**Required task**
Locate every line that holds the string "Matched" and copy it.

-*-

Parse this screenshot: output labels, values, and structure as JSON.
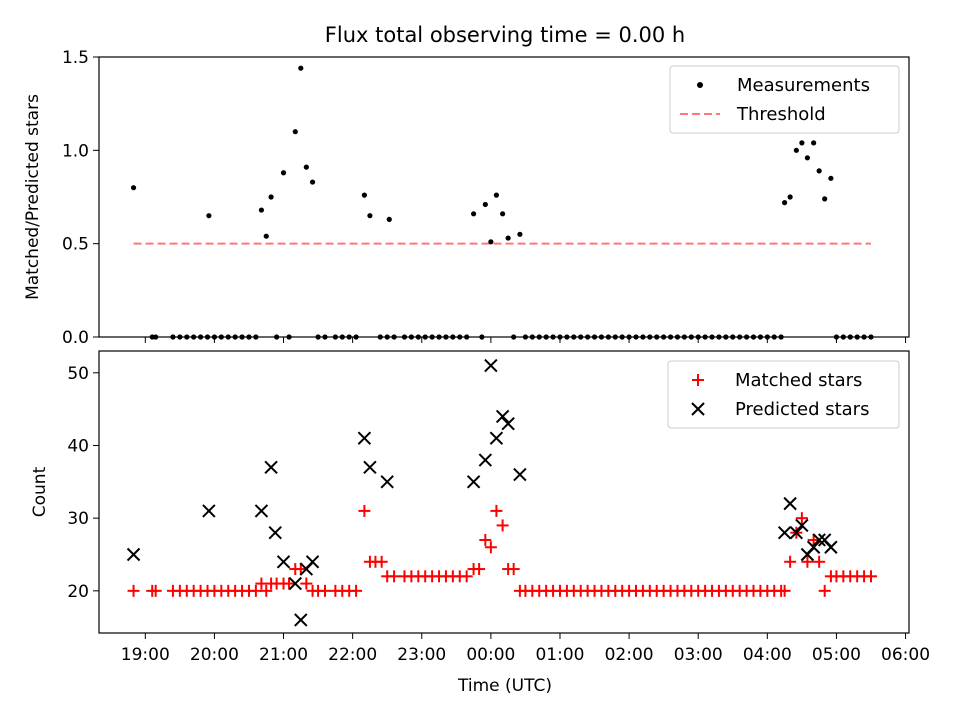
{
  "chart_data": [
    {
      "type": "scatter",
      "title": "Flux total observing time = 0.00 h",
      "ylabel": "Matched/Predicted stars",
      "ylim": [
        0,
        1.5
      ],
      "yticks": [
        "0.0",
        "0.5",
        "1.0",
        "1.5"
      ],
      "grid": false,
      "legend_position": "upper right",
      "legend": [
        "Measurements",
        "Threshold"
      ],
      "threshold": {
        "name": "Threshold",
        "value": 0.5,
        "x_range": [
          18.83,
          29.5
        ],
        "color": "#ff7777"
      },
      "series": [
        {
          "name": "Measurements",
          "color": "#000000",
          "points": [
            [
              18.83,
              0.8
            ],
            [
              19.1,
              0
            ],
            [
              19.15,
              0
            ],
            [
              19.4,
              0
            ],
            [
              19.5,
              0
            ],
            [
              19.6,
              0
            ],
            [
              19.7,
              0
            ],
            [
              19.8,
              0
            ],
            [
              19.9,
              0
            ],
            [
              19.92,
              0.65
            ],
            [
              20.0,
              0
            ],
            [
              20.1,
              0
            ],
            [
              20.2,
              0
            ],
            [
              20.3,
              0
            ],
            [
              20.4,
              0
            ],
            [
              20.5,
              0
            ],
            [
              20.6,
              0
            ],
            [
              20.68,
              0.68
            ],
            [
              20.75,
              0.54
            ],
            [
              20.82,
              0.75
            ],
            [
              20.9,
              0
            ],
            [
              21.0,
              0.88
            ],
            [
              21.08,
              0
            ],
            [
              21.17,
              1.1
            ],
            [
              21.25,
              1.44
            ],
            [
              21.33,
              0.91
            ],
            [
              21.42,
              0.83
            ],
            [
              21.5,
              0
            ],
            [
              21.6,
              0
            ],
            [
              21.75,
              0
            ],
            [
              21.85,
              0
            ],
            [
              21.95,
              0
            ],
            [
              22.05,
              0
            ],
            [
              22.17,
              0.76
            ],
            [
              22.25,
              0.65
            ],
            [
              22.4,
              0
            ],
            [
              22.5,
              0
            ],
            [
              22.53,
              0.63
            ],
            [
              22.6,
              0
            ],
            [
              22.75,
              0
            ],
            [
              22.85,
              0
            ],
            [
              22.95,
              0
            ],
            [
              23.05,
              0
            ],
            [
              23.15,
              0
            ],
            [
              23.25,
              0
            ],
            [
              23.35,
              0
            ],
            [
              23.45,
              0
            ],
            [
              23.55,
              0
            ],
            [
              23.65,
              0
            ],
            [
              23.75,
              0.66
            ],
            [
              23.87,
              0
            ],
            [
              23.92,
              0.71
            ],
            [
              24.0,
              0.51
            ],
            [
              24.08,
              0.76
            ],
            [
              24.17,
              0.66
            ],
            [
              24.25,
              0.53
            ],
            [
              24.33,
              0
            ],
            [
              24.42,
              0.55
            ],
            [
              24.5,
              0
            ],
            [
              24.6,
              0
            ],
            [
              24.7,
              0
            ],
            [
              24.8,
              0
            ],
            [
              24.9,
              0
            ],
            [
              25.0,
              0
            ],
            [
              25.1,
              0
            ],
            [
              25.2,
              0
            ],
            [
              25.3,
              0
            ],
            [
              25.4,
              0
            ],
            [
              25.5,
              0
            ],
            [
              25.6,
              0
            ],
            [
              25.7,
              0
            ],
            [
              25.8,
              0
            ],
            [
              25.9,
              0
            ],
            [
              26.0,
              0
            ],
            [
              26.1,
              0
            ],
            [
              26.2,
              0
            ],
            [
              26.3,
              0
            ],
            [
              26.4,
              0
            ],
            [
              26.5,
              0
            ],
            [
              26.6,
              0
            ],
            [
              26.7,
              0
            ],
            [
              26.8,
              0
            ],
            [
              26.9,
              0
            ],
            [
              27.0,
              0
            ],
            [
              27.1,
              0
            ],
            [
              27.2,
              0
            ],
            [
              27.3,
              0
            ],
            [
              27.4,
              0
            ],
            [
              27.5,
              0
            ],
            [
              27.6,
              0
            ],
            [
              27.7,
              0
            ],
            [
              27.8,
              0
            ],
            [
              27.9,
              0
            ],
            [
              28.0,
              0
            ],
            [
              28.1,
              0
            ],
            [
              28.2,
              0
            ],
            [
              28.25,
              0.72
            ],
            [
              28.33,
              0.75
            ],
            [
              28.42,
              1.0
            ],
            [
              28.5,
              1.04
            ],
            [
              28.58,
              0.96
            ],
            [
              28.67,
              1.04
            ],
            [
              28.75,
              0.89
            ],
            [
              28.83,
              0.74
            ],
            [
              28.92,
              0.85
            ],
            [
              29.0,
              0
            ],
            [
              29.1,
              0
            ],
            [
              29.2,
              0
            ],
            [
              29.3,
              0
            ],
            [
              29.4,
              0
            ],
            [
              29.5,
              0
            ]
          ]
        }
      ]
    },
    {
      "type": "scatter",
      "xlabel": "Time (UTC)",
      "ylabel": "Count",
      "xlim": [
        18.33,
        30.05
      ],
      "ylim": [
        14.2,
        53
      ],
      "yticks": [
        "20",
        "30",
        "40",
        "50"
      ],
      "xticks": [
        "19:00",
        "20:00",
        "21:00",
        "22:00",
        "23:00",
        "00:00",
        "01:00",
        "02:00",
        "03:00",
        "04:00",
        "05:00",
        "06:00"
      ],
      "grid": false,
      "legend_position": "upper right",
      "legend": [
        "Matched stars",
        "Predicted stars"
      ],
      "series": [
        {
          "name": "Matched stars",
          "marker": "+",
          "color": "#ff0000",
          "points": [
            [
              18.83,
              20
            ],
            [
              19.1,
              20
            ],
            [
              19.15,
              20
            ],
            [
              19.4,
              20
            ],
            [
              19.5,
              20
            ],
            [
              19.6,
              20
            ],
            [
              19.7,
              20
            ],
            [
              19.8,
              20
            ],
            [
              19.9,
              20
            ],
            [
              20.0,
              20
            ],
            [
              20.1,
              20
            ],
            [
              20.2,
              20
            ],
            [
              20.3,
              20
            ],
            [
              20.4,
              20
            ],
            [
              20.5,
              20
            ],
            [
              20.6,
              20
            ],
            [
              20.68,
              21
            ],
            [
              20.75,
              20
            ],
            [
              20.82,
              21
            ],
            [
              20.9,
              21
            ],
            [
              21.0,
              21
            ],
            [
              21.08,
              21
            ],
            [
              21.17,
              23
            ],
            [
              21.25,
              23
            ],
            [
              21.33,
              21
            ],
            [
              21.42,
              20
            ],
            [
              21.5,
              20
            ],
            [
              21.6,
              20
            ],
            [
              21.75,
              20
            ],
            [
              21.85,
              20
            ],
            [
              21.95,
              20
            ],
            [
              22.05,
              20
            ],
            [
              22.17,
              31
            ],
            [
              22.25,
              24
            ],
            [
              22.33,
              24
            ],
            [
              22.42,
              24
            ],
            [
              22.5,
              22
            ],
            [
              22.6,
              22
            ],
            [
              22.75,
              22
            ],
            [
              22.85,
              22
            ],
            [
              22.95,
              22
            ],
            [
              23.05,
              22
            ],
            [
              23.15,
              22
            ],
            [
              23.25,
              22
            ],
            [
              23.35,
              22
            ],
            [
              23.45,
              22
            ],
            [
              23.55,
              22
            ],
            [
              23.65,
              22
            ],
            [
              23.75,
              23
            ],
            [
              23.83,
              23
            ],
            [
              23.92,
              27
            ],
            [
              24.0,
              26
            ],
            [
              24.08,
              31
            ],
            [
              24.17,
              29
            ],
            [
              24.25,
              23
            ],
            [
              24.33,
              23
            ],
            [
              24.42,
              20
            ],
            [
              24.5,
              20
            ],
            [
              24.6,
              20
            ],
            [
              24.7,
              20
            ],
            [
              24.8,
              20
            ],
            [
              24.9,
              20
            ],
            [
              25.0,
              20
            ],
            [
              25.1,
              20
            ],
            [
              25.2,
              20
            ],
            [
              25.3,
              20
            ],
            [
              25.4,
              20
            ],
            [
              25.5,
              20
            ],
            [
              25.6,
              20
            ],
            [
              25.7,
              20
            ],
            [
              25.8,
              20
            ],
            [
              25.9,
              20
            ],
            [
              26.0,
              20
            ],
            [
              26.1,
              20
            ],
            [
              26.2,
              20
            ],
            [
              26.3,
              20
            ],
            [
              26.4,
              20
            ],
            [
              26.5,
              20
            ],
            [
              26.6,
              20
            ],
            [
              26.7,
              20
            ],
            [
              26.8,
              20
            ],
            [
              26.9,
              20
            ],
            [
              27.0,
              20
            ],
            [
              27.1,
              20
            ],
            [
              27.2,
              20
            ],
            [
              27.3,
              20
            ],
            [
              27.4,
              20
            ],
            [
              27.5,
              20
            ],
            [
              27.6,
              20
            ],
            [
              27.7,
              20
            ],
            [
              27.8,
              20
            ],
            [
              27.9,
              20
            ],
            [
              28.0,
              20
            ],
            [
              28.1,
              20
            ],
            [
              28.2,
              20
            ],
            [
              28.25,
              20
            ],
            [
              28.33,
              24
            ],
            [
              28.42,
              28
            ],
            [
              28.5,
              30
            ],
            [
              28.58,
              24
            ],
            [
              28.67,
              27
            ],
            [
              28.75,
              24
            ],
            [
              28.83,
              20
            ],
            [
              28.92,
              22
            ],
            [
              29.0,
              22
            ],
            [
              29.1,
              22
            ],
            [
              29.2,
              22
            ],
            [
              29.3,
              22
            ],
            [
              29.4,
              22
            ],
            [
              29.5,
              22
            ]
          ]
        },
        {
          "name": "Predicted stars",
          "marker": "x",
          "color": "#000000",
          "points": [
            [
              18.83,
              25
            ],
            [
              19.92,
              31
            ],
            [
              20.68,
              31
            ],
            [
              20.82,
              37
            ],
            [
              20.88,
              28
            ],
            [
              21.0,
              24
            ],
            [
              21.17,
              21
            ],
            [
              21.25,
              16
            ],
            [
              21.33,
              23
            ],
            [
              21.42,
              24
            ],
            [
              22.17,
              41
            ],
            [
              22.25,
              37
            ],
            [
              22.5,
              35
            ],
            [
              23.75,
              35
            ],
            [
              23.92,
              38
            ],
            [
              24.0,
              51
            ],
            [
              24.08,
              41
            ],
            [
              24.17,
              44
            ],
            [
              24.25,
              43
            ],
            [
              24.42,
              36
            ],
            [
              28.25,
              28
            ],
            [
              28.33,
              32
            ],
            [
              28.42,
              28
            ],
            [
              28.5,
              29
            ],
            [
              28.58,
              25
            ],
            [
              28.67,
              26
            ],
            [
              28.75,
              27
            ],
            [
              28.83,
              27
            ],
            [
              28.92,
              26
            ]
          ]
        }
      ]
    }
  ]
}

-*-

**Response**
      "ylabel": "Matched/Predicted stars",
        "Matched stars",
          "name": "Matched stars",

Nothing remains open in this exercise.